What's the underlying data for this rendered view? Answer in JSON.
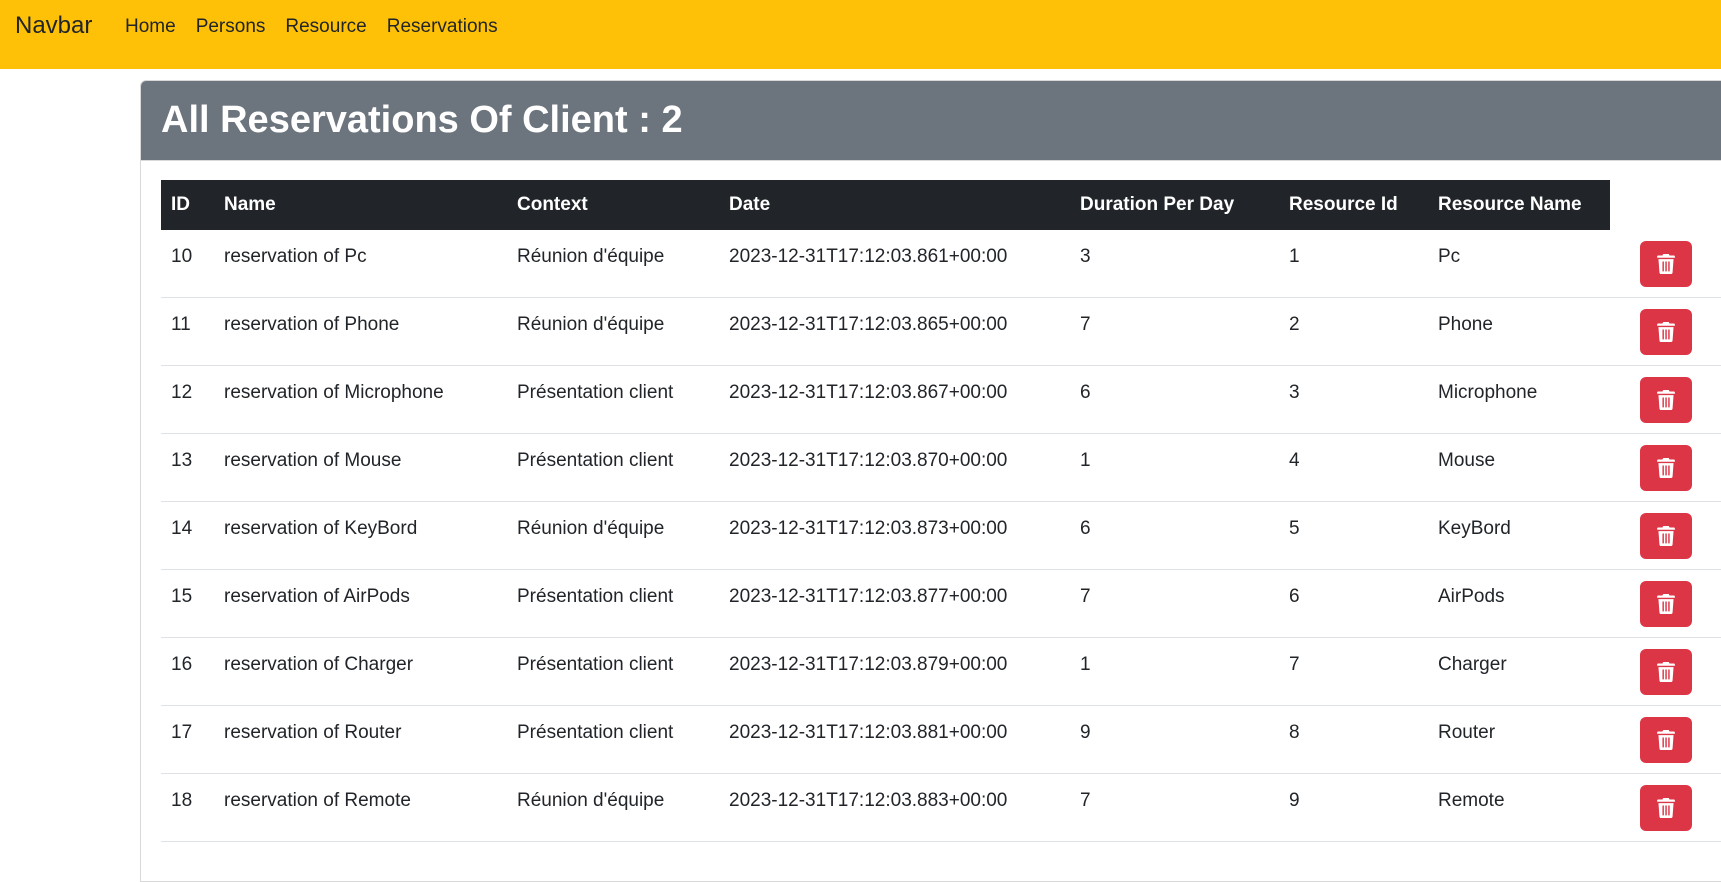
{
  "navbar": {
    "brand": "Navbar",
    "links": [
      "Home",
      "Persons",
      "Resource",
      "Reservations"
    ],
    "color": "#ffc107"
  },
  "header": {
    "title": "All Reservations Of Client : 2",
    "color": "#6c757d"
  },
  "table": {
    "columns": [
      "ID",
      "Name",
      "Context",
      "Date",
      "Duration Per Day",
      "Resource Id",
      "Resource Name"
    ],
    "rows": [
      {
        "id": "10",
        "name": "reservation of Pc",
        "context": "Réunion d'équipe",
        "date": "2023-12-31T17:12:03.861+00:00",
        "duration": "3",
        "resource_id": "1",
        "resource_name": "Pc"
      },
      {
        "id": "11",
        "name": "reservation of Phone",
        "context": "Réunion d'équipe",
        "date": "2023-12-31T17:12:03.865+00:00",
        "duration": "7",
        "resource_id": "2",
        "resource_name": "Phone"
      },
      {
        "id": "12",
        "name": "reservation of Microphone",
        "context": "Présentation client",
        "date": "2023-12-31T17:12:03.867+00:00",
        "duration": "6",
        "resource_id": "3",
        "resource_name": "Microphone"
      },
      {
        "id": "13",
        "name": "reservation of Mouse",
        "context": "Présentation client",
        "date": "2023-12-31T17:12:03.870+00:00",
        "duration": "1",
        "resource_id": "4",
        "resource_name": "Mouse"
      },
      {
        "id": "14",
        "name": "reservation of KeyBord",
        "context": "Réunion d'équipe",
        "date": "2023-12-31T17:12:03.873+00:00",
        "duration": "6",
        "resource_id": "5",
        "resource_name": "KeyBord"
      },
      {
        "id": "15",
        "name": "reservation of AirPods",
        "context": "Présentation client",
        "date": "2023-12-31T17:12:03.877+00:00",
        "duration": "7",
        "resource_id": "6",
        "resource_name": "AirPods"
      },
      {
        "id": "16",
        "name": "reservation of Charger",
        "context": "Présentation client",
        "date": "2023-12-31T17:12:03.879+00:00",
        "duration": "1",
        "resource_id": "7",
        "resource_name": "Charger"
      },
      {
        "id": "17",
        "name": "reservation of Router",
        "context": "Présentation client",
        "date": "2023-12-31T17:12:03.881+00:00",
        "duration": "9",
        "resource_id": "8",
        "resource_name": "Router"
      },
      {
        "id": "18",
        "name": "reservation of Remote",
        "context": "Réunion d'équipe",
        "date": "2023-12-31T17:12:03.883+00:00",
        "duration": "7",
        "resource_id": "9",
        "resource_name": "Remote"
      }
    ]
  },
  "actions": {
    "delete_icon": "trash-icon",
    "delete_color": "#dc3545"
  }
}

##############################

Copy out all the data exactly; skip the pictures.

What's the underlying data for this rendered view? Answer in JSON.
{
  "navbar": {
    "brand": "Navbar",
    "links": [
      "Home",
      "Persons",
      "Resource",
      "Reservations"
    ],
    "color": "#ffc107"
  },
  "header": {
    "title": "All Reservations Of Client : 2",
    "color": "#6c757d"
  },
  "table": {
    "columns": [
      "ID",
      "Name",
      "Context",
      "Date",
      "Duration Per Day",
      "Resource Id",
      "Resource Name"
    ],
    "rows": [
      {
        "id": "10",
        "name": "reservation of Pc",
        "context": "Réunion d'équipe",
        "date": "2023-12-31T17:12:03.861+00:00",
        "duration": "3",
        "resource_id": "1",
        "resource_name": "Pc"
      },
      {
        "id": "11",
        "name": "reservation of Phone",
        "context": "Réunion d'équipe",
        "date": "2023-12-31T17:12:03.865+00:00",
        "duration": "7",
        "resource_id": "2",
        "resource_name": "Phone"
      },
      {
        "id": "12",
        "name": "reservation of Microphone",
        "context": "Présentation client",
        "date": "2023-12-31T17:12:03.867+00:00",
        "duration": "6",
        "resource_id": "3",
        "resource_name": "Microphone"
      },
      {
        "id": "13",
        "name": "reservation of Mouse",
        "context": "Présentation client",
        "date": "2023-12-31T17:12:03.870+00:00",
        "duration": "1",
        "resource_id": "4",
        "resource_name": "Mouse"
      },
      {
        "id": "14",
        "name": "reservation of KeyBord",
        "context": "Réunion d'équipe",
        "date": "2023-12-31T17:12:03.873+00:00",
        "duration": "6",
        "resource_id": "5",
        "resource_name": "KeyBord"
      },
      {
        "id": "15",
        "name": "reservation of AirPods",
        "context": "Présentation client",
        "date": "2023-12-31T17:12:03.877+00:00",
        "duration": "7",
        "resource_id": "6",
        "resource_name": "AirPods"
      },
      {
        "id": "16",
        "name": "reservation of Charger",
        "context": "Présentation client",
        "date": "2023-12-31T17:12:03.879+00:00",
        "duration": "1",
        "resource_id": "7",
        "resource_name": "Charger"
      },
      {
        "id": "17",
        "name": "reservation of Router",
        "context": "Présentation client",
        "date": "2023-12-31T17:12:03.881+00:00",
        "duration": "9",
        "resource_id": "8",
        "resource_name": "Router"
      },
      {
        "id": "18",
        "name": "reservation of Remote",
        "context": "Réunion d'équipe",
        "date": "2023-12-31T17:12:03.883+00:00",
        "duration": "7",
        "resource_id": "9",
        "resource_name": "Remote"
      }
    ]
  },
  "actions": {
    "delete_icon": "trash-icon",
    "delete_color": "#dc3545"
  }
}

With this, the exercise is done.